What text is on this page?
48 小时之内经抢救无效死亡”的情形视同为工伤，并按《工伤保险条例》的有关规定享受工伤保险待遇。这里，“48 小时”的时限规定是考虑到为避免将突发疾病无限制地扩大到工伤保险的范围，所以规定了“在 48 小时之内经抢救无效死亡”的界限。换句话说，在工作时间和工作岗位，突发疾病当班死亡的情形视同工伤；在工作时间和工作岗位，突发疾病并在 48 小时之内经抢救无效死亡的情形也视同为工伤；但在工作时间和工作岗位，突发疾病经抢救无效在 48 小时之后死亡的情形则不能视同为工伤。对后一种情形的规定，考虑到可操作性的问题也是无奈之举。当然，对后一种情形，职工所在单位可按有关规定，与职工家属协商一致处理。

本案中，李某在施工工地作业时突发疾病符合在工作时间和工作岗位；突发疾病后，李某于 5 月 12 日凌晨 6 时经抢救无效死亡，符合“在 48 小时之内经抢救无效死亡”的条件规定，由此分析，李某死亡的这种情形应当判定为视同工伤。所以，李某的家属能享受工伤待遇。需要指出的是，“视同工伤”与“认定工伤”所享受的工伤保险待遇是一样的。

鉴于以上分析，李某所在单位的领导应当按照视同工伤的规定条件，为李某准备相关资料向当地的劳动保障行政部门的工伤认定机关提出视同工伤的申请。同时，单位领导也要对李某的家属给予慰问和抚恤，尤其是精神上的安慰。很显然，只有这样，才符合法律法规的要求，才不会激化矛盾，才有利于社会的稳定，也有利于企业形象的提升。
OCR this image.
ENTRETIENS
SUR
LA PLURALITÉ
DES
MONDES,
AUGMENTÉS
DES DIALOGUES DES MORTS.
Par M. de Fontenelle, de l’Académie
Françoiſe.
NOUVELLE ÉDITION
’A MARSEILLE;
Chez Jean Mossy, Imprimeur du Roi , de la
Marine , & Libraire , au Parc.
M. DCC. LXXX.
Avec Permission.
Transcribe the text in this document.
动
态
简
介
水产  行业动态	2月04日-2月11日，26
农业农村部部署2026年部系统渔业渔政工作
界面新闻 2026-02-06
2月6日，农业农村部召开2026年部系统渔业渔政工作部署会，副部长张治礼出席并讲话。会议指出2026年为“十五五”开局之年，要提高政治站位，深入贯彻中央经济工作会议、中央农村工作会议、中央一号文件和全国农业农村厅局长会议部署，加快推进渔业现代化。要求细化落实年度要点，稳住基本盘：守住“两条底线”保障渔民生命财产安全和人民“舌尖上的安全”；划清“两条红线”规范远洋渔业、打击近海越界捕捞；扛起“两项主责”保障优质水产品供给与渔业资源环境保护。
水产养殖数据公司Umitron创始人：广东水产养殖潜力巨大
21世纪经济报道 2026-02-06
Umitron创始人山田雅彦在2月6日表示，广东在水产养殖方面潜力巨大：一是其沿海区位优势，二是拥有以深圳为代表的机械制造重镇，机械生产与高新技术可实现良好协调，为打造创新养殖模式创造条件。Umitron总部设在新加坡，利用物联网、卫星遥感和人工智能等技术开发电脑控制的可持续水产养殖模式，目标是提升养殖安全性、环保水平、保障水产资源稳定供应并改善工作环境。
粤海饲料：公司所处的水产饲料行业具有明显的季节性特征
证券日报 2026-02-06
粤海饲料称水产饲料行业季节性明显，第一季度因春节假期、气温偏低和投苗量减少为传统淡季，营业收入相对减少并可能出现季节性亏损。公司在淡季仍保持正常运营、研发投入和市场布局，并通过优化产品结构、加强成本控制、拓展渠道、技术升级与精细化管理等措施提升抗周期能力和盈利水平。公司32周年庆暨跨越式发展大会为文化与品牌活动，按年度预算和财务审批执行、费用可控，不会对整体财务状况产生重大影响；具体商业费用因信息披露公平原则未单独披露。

● ● ● ● ●

WHAT YOU HAVE TO DO: Work out how many lines above contain the word "this". Give only the number.

TASK RESPONSE: 3